_GIVEN PROBLEM_. Copy the lines below as they are; omit the images they contain.

---------- TASK INPUTS

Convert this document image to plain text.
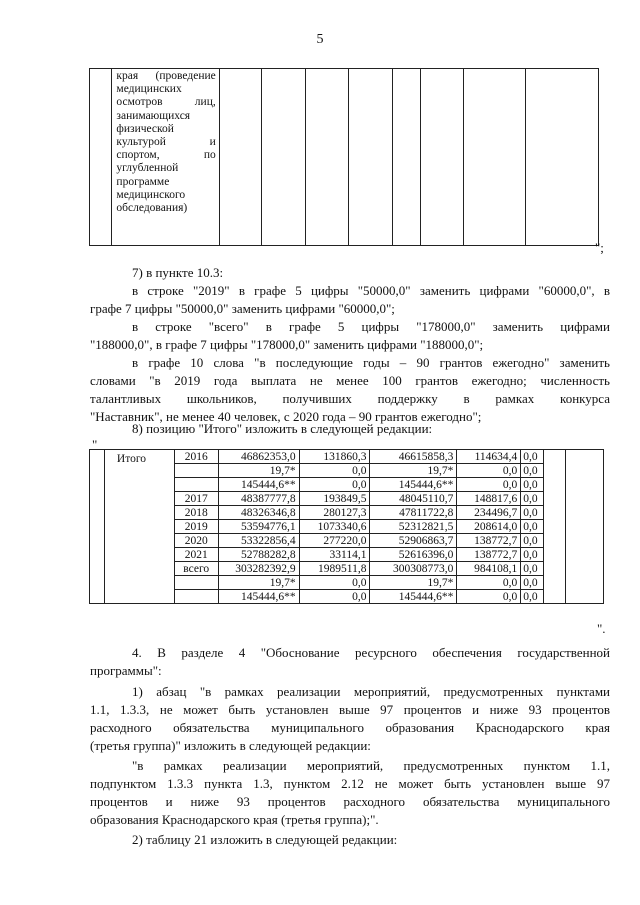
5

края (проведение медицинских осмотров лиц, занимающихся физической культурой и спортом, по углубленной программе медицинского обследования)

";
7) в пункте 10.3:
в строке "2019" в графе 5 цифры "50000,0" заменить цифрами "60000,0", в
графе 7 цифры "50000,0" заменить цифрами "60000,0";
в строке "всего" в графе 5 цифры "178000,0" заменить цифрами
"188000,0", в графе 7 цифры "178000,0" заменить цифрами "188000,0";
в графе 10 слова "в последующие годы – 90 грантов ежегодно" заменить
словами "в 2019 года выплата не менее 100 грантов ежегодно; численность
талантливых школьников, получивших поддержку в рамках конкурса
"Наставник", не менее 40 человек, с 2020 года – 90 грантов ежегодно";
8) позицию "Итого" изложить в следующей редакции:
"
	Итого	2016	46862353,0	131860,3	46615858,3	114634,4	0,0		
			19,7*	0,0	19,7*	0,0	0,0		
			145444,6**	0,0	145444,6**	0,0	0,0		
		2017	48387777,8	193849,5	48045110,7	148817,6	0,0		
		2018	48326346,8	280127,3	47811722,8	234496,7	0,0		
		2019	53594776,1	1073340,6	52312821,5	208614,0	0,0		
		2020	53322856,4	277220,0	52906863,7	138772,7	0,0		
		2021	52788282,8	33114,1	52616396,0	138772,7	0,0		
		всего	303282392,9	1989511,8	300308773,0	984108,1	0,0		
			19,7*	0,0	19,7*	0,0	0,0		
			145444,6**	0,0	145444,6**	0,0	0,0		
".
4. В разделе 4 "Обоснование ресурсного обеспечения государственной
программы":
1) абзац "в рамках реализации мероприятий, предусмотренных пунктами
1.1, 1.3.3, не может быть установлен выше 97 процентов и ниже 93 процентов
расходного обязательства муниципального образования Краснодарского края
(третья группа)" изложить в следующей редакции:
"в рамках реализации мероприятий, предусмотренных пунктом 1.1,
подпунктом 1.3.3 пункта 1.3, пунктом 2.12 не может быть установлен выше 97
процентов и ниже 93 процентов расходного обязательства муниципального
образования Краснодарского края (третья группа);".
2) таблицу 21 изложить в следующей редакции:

--------------------

_CORRECT OUTPUT_.
Convert this document image to plain text.
5

края (проведение медицинских осмотров лиц, занимающихся физической культурой и спортом, по углубленной программе медицинского обследования)

";
7) в пункте 10.3:
в строке "2019" в графе 5 цифры "50000,0" заменить цифрами "60000,0", в
графе 7 цифры "50000,0" заменить цифрами "60000,0";
в строке "всего" в графе 5 цифры "178000,0" заменить цифрами
"188000,0", в графе 7 цифры "178000,0" заменить цифрами "188000,0";
в графе 10 слова "в последующие годы – 90 грантов ежегодно" заменить
словами "в 2019 года выплата не менее 100 грантов ежегодно; численность
талантливых школьников, получивших поддержку в рамках конкурса
"Наставник", не менее 40 человек, с 2020 года – 90 грантов ежегодно";
8) позицию "Итого" изложить в следующей редакции:
"
	Итого	2016	46862353,0	131860,3	46615858,3	114634,4	0,0		
			19,7*	0,0	19,7*	0,0	0,0		
			145444,6**	0,0	145444,6**	0,0	0,0		
		2017	48387777,8	193849,5	48045110,7	148817,6	0,0		
		2018	48326346,8	280127,3	47811722,8	234496,7	0,0		
		2019	53594776,1	1073340,6	52312821,5	208614,0	0,0		
		2020	53322856,4	277220,0	52906863,7	138772,7	0,0		
		2021	52788282,8	33114,1	52616396,0	138772,7	0,0		
		всего	303282392,9	1989511,8	300308773,0	984108,1	0,0		
			19,7*	0,0	19,7*	0,0	0,0		
			145444,6**	0,0	145444,6**	0,0	0,0		
".
4. В разделе 4 "Обоснование ресурсного обеспечения государственной
программы":
1) абзац "в рамках реализации мероприятий, предусмотренных пунктами
1.1, 1.3.3, не может быть установлен выше 97 процентов и ниже 93 процентов
расходного обязательства муниципального образования Краснодарского края
(третья группа)" изложить в следующей редакции:
"в рамках реализации мероприятий, предусмотренных пунктом 1.1,
подпунктом 1.3.3 пункта 1.3, пунктом 2.12 не может быть установлен выше 97
процентов и ниже 93 процентов расходного обязательства муниципального
образования Краснодарского края (третья группа);".
2) таблицу 21 изложить в следующей редакции:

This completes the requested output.